Directions for this task: Print all of the entries exactly, minus the pictures.

Raw data:
start

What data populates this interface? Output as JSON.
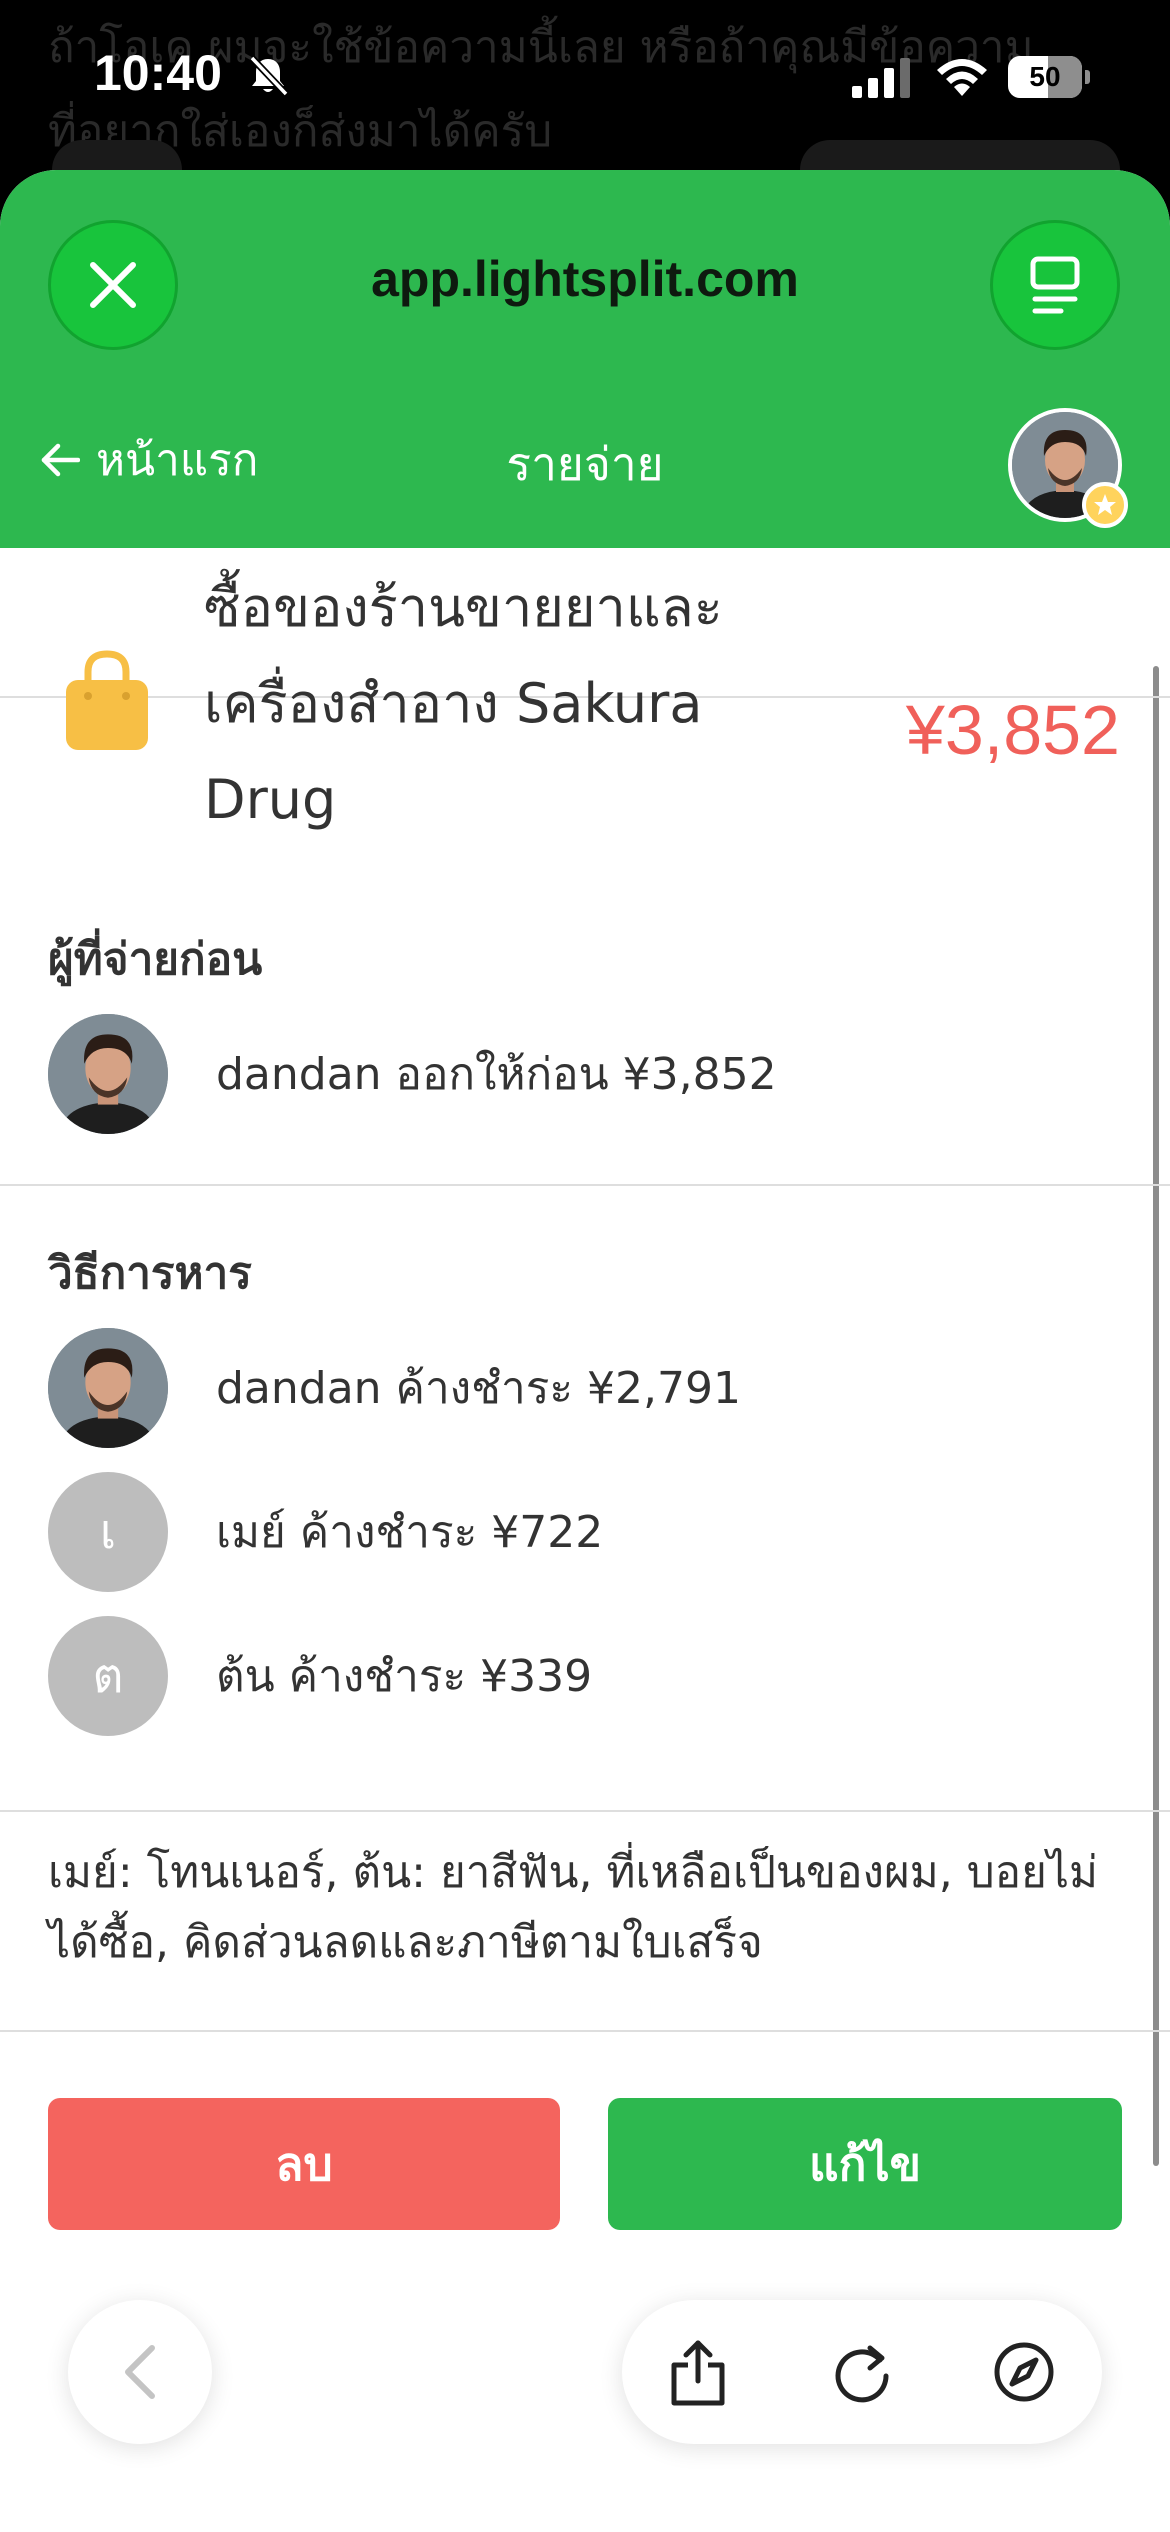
{
  "background_chat": {
    "line1": "ถ้าโอเค ผมจะใช้ข้อความนี้เลย หรือถ้าคุณมีข้อความ",
    "line2": "ที่อยากใส่เองก็ส่งมาได้ครับ"
  },
  "status_bar": {
    "time": "10:40",
    "battery": "50",
    "icons": [
      "bell-slash-icon",
      "cellular-signal-icon",
      "wifi-icon",
      "battery-icon"
    ]
  },
  "browser": {
    "url": "app.lightsplit.com",
    "close_icon": "close-icon",
    "menu_icon": "tab-menu-icon"
  },
  "nav": {
    "back_label": "หน้าแรก",
    "title": "รายจ่าย"
  },
  "expense": {
    "icon": "shopping-bag-icon",
    "title_lines": [
      "ซื้อของร้านขายยาและ",
      "เครื่องสำอาง Sakura",
      "Drug"
    ],
    "amount": "¥3,852",
    "amount_color": "#f0605a"
  },
  "paid_by": {
    "title": "ผู้ที่จ่ายก่อน",
    "rows": [
      {
        "text": "dandan ออกให้ก่อน ¥3,852"
      }
    ]
  },
  "split": {
    "title": "วิธีการหาร",
    "rows": [
      {
        "initial": "",
        "text": "dandan ค้างชำระ ¥2,791"
      },
      {
        "initial": "เ",
        "text": "เมย์ ค้างชำระ ¥722"
      },
      {
        "initial": "ต",
        "text": "ต้น ค้างชำระ ¥339"
      }
    ]
  },
  "note": {
    "line1": "เมย์: โทนเนอร์, ต้น: ยาสีฟัน, ที่เหลือเป็นของผม, บอยไม่",
    "line2": "ได้ซื้อ, คิดส่วนลดและภาษีตามใบเสร็จ"
  },
  "actions": {
    "delete_label": "ลบ",
    "edit_label": "แก้ไข",
    "delete_color": "#f4645e",
    "edit_color": "#2db84f"
  },
  "toolbar": {
    "icons": [
      "back-chevron-icon",
      "share-icon",
      "reload-icon",
      "compass-icon"
    ]
  },
  "colors": {
    "brand_green": "#2db84f"
  }
}
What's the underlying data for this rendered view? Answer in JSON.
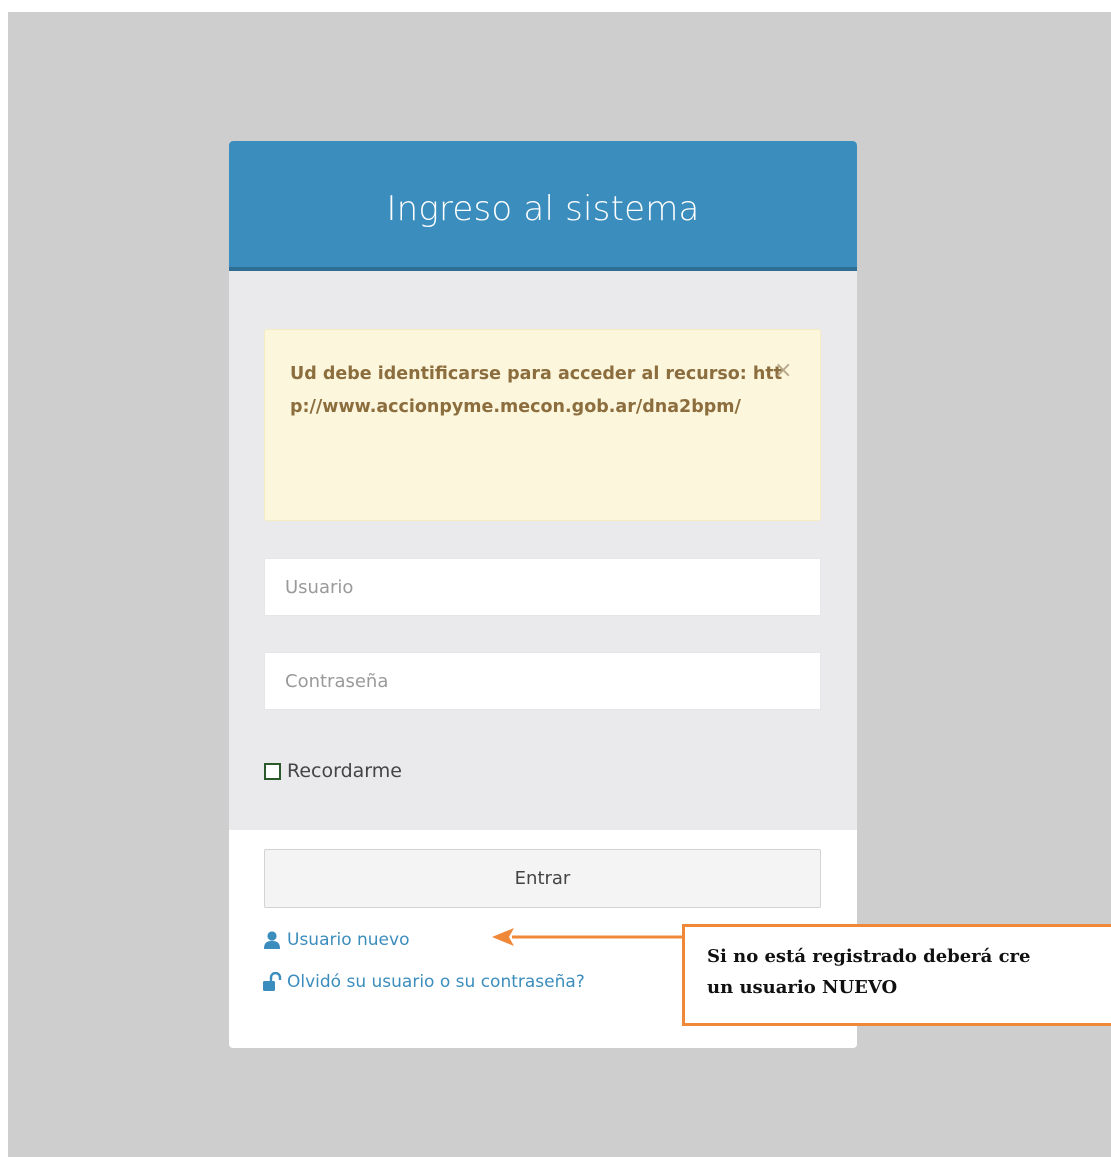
{
  "login": {
    "title": "Ingreso al sistema",
    "alert": {
      "message": "Ud debe identificarse para acceder al recurso: http://www.accionpyme.mecon.gob.ar/dna2bpm/",
      "close_glyph": "×"
    },
    "username": {
      "placeholder": "Usuario",
      "value": ""
    },
    "password": {
      "placeholder": "Contraseña",
      "value": ""
    },
    "remember_label": "Recordarme",
    "remember_checked": false,
    "submit_label": "Entrar",
    "links": {
      "new_user": {
        "label": "Usuario nuevo",
        "icon": "user-icon"
      },
      "forgot": {
        "label": "Olvidó su usuario o su contraseña?",
        "icon": "unlock-icon"
      }
    }
  },
  "annotation": {
    "line1": "Si no está registrado deberá cre",
    "line2": "un usuario NUEVO"
  },
  "colors": {
    "header": "#3b8dbd",
    "link": "#3b8dbd",
    "alert_bg": "#fcf6dc",
    "alert_text": "#8b6d3e",
    "annotation_border": "#f0883a",
    "page_bg": "#cecece"
  }
}
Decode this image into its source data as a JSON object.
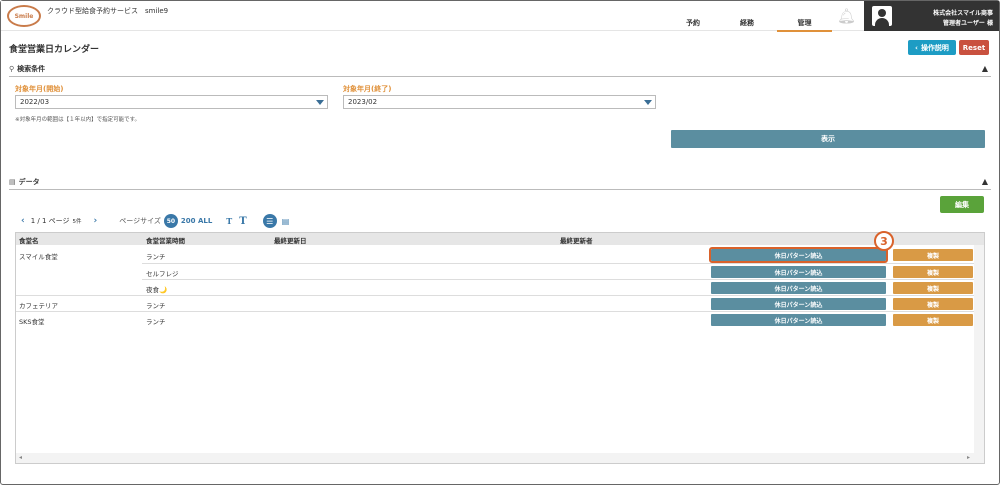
{
  "header": {
    "logo_text": "Smile",
    "service_name": "クラウド型給食予約サービス　smile9",
    "nav": [
      {
        "label": "予約"
      },
      {
        "label": "経務"
      },
      {
        "label": "管理",
        "active": true
      }
    ],
    "user_company": "株式会社スマイル商事",
    "user_name": "管理者ユーザー 様"
  },
  "page": {
    "title": "食堂営業日カレンダー",
    "help_label": "操作説明",
    "reset_label": "Reset"
  },
  "search": {
    "section_title": "検索条件",
    "start_label": "対象年月(開始)",
    "start_value": "2022/03",
    "end_label": "対象年月(終了)",
    "end_value": "2023/02",
    "note": "※対象年月の範囲は【１年以内】で指定可能です。",
    "show_label": "表示"
  },
  "data_section": {
    "title": "データ",
    "edit_label": "編集",
    "pager": {
      "page_text": "1 / 1 ページ",
      "count_text": "5件",
      "page_size_label": "ページサイズ",
      "page_size_selected": "50",
      "page_size_options": "200 ALL"
    },
    "columns": [
      "食堂名",
      "食堂営業時間",
      "最終更新日",
      "最終更新者"
    ],
    "rows": [
      {
        "name": "スマイル食堂",
        "time": "ランチ",
        "updated": "",
        "updater": ""
      },
      {
        "name": "",
        "time": "セルフレジ",
        "updated": "",
        "updater": ""
      },
      {
        "name": "",
        "time": "夜食🌙",
        "updated": "",
        "updater": ""
      },
      {
        "name": "カフェテリア",
        "time": "ランチ",
        "updated": "",
        "updater": ""
      },
      {
        "name": "SKS食堂",
        "time": "ランチ",
        "updated": "",
        "updater": ""
      }
    ],
    "pattern_label": "休日パターン読込",
    "copy_label": "複製"
  },
  "callout": {
    "number": "3"
  },
  "colors": {
    "accent_orange": "#e0913a",
    "teal_button": "#5b8ea0",
    "copy_button": "#d99a45",
    "help_button": "#1d9cc4",
    "reset_button": "#c9513f",
    "edit_button": "#5aa33a",
    "highlight": "#d9622b"
  }
}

end

Result of this exercise:
What data populates this interface? Output as JSON.
{
  "background_chat": {
    "line1": "ถ้าโอเค ผมจะใช้ข้อความนี้เลย หรือถ้าคุณมีข้อความ",
    "line2": "ที่อยากใส่เองก็ส่งมาได้ครับ"
  },
  "status_bar": {
    "time": "10:40",
    "battery": "50",
    "icons": [
      "bell-slash-icon",
      "cellular-signal-icon",
      "wifi-icon",
      "battery-icon"
    ]
  },
  "browser": {
    "url": "app.lightsplit.com",
    "close_icon": "close-icon",
    "menu_icon": "tab-menu-icon"
  },
  "nav": {
    "back_label": "หน้าแรก",
    "title": "รายจ่าย"
  },
  "expense": {
    "icon": "shopping-bag-icon",
    "title_lines": [
      "ซื้อของร้านขายยาและ",
      "เครื่องสำอาง Sakura",
      "Drug"
    ],
    "amount": "¥3,852",
    "amount_color": "#f0605a"
  },
  "paid_by": {
    "title": "ผู้ที่จ่ายก่อน",
    "rows": [
      {
        "text": "dandan ออกให้ก่อน ¥3,852"
      }
    ]
  },
  "split": {
    "title": "วิธีการหาร",
    "rows": [
      {
        "initial": "",
        "text": "dandan ค้างชำระ ¥2,791"
      },
      {
        "initial": "เ",
        "text": "เมย์ ค้างชำระ ¥722"
      },
      {
        "initial": "ต",
        "text": "ต้น ค้างชำระ ¥339"
      }
    ]
  },
  "note": {
    "line1": "เมย์: โทนเนอร์, ต้น: ยาสีฟัน, ที่เหลือเป็นของผม, บอยไม่",
    "line2": "ได้ซื้อ, คิดส่วนลดและภาษีตามใบเสร็จ"
  },
  "actions": {
    "delete_label": "ลบ",
    "edit_label": "แก้ไข",
    "delete_color": "#f4645e",
    "edit_color": "#2db84f"
  },
  "toolbar": {
    "icons": [
      "back-chevron-icon",
      "share-icon",
      "reload-icon",
      "compass-icon"
    ]
  },
  "colors": {
    "brand_green": "#2db84f"
  }
}
What's the underlying data for this rendered view? Answer in JSON.
{
  "login": {
    "title": "Ingreso al sistema",
    "alert": {
      "message": "Ud debe identificarse para acceder al recurso: http://www.accionpyme.mecon.gob.ar/dna2bpm/",
      "close_glyph": "×"
    },
    "username": {
      "placeholder": "Usuario",
      "value": ""
    },
    "password": {
      "placeholder": "Contraseña",
      "value": ""
    },
    "remember_label": "Recordarme",
    "remember_checked": false,
    "submit_label": "Entrar",
    "links": {
      "new_user": {
        "label": "Usuario nuevo",
        "icon": "user-icon"
      },
      "forgot": {
        "label": "Olvidó su usuario o su contraseña?",
        "icon": "unlock-icon"
      }
    }
  },
  "annotation": {
    "line1": "Si no está registrado deberá cre",
    "line2": "un usuario NUEVO"
  },
  "colors": {
    "header": "#3b8dbd",
    "link": "#3b8dbd",
    "alert_bg": "#fcf6dc",
    "alert_text": "#8b6d3e",
    "annotation_border": "#f0883a",
    "page_bg": "#cecece"
  }
}
Decode this image into its source data as a JSON object.
{
  "header": {
    "logo_text": "Smile",
    "service_name": "クラウド型給食予約サービス　smile9",
    "nav": [
      {
        "label": "予約"
      },
      {
        "label": "経務"
      },
      {
        "label": "管理",
        "active": true
      }
    ],
    "user_company": "株式会社スマイル商事",
    "user_name": "管理者ユーザー 様"
  },
  "page": {
    "title": "食堂営業日カレンダー",
    "help_label": "操作説明",
    "reset_label": "Reset"
  },
  "search": {
    "section_title": "検索条件",
    "start_label": "対象年月(開始)",
    "start_value": "2022/03",
    "end_label": "対象年月(終了)",
    "end_value": "2023/02",
    "note": "※対象年月の範囲は【１年以内】で指定可能です。",
    "show_label": "表示"
  },
  "data_section": {
    "title": "データ",
    "edit_label": "編集",
    "pager": {
      "page_text": "1 / 1 ページ",
      "count_text": "5件",
      "page_size_label": "ページサイズ",
      "page_size_selected": "50",
      "page_size_options": "200 ALL"
    },
    "columns": [
      "食堂名",
      "食堂営業時間",
      "最終更新日",
      "最終更新者"
    ],
    "rows": [
      {
        "name": "スマイル食堂",
        "time": "ランチ",
        "updated": "",
        "updater": ""
      },
      {
        "name": "",
        "time": "セルフレジ",
        "updated": "",
        "updater": ""
      },
      {
        "name": "",
        "time": "夜食🌙",
        "updated": "",
        "updater": ""
      },
      {
        "name": "カフェテリア",
        "time": "ランチ",
        "updated": "",
        "updater": ""
      },
      {
        "name": "SKS食堂",
        "time": "ランチ",
        "updated": "",
        "updater": ""
      }
    ],
    "pattern_label": "休日パターン読込",
    "copy_label": "複製"
  },
  "callout": {
    "number": "3"
  },
  "colors": {
    "accent_orange": "#e0913a",
    "teal_button": "#5b8ea0",
    "copy_button": "#d99a45",
    "help_button": "#1d9cc4",
    "reset_button": "#c9513f",
    "edit_button": "#5aa33a",
    "highlight": "#d9622b"
  }
}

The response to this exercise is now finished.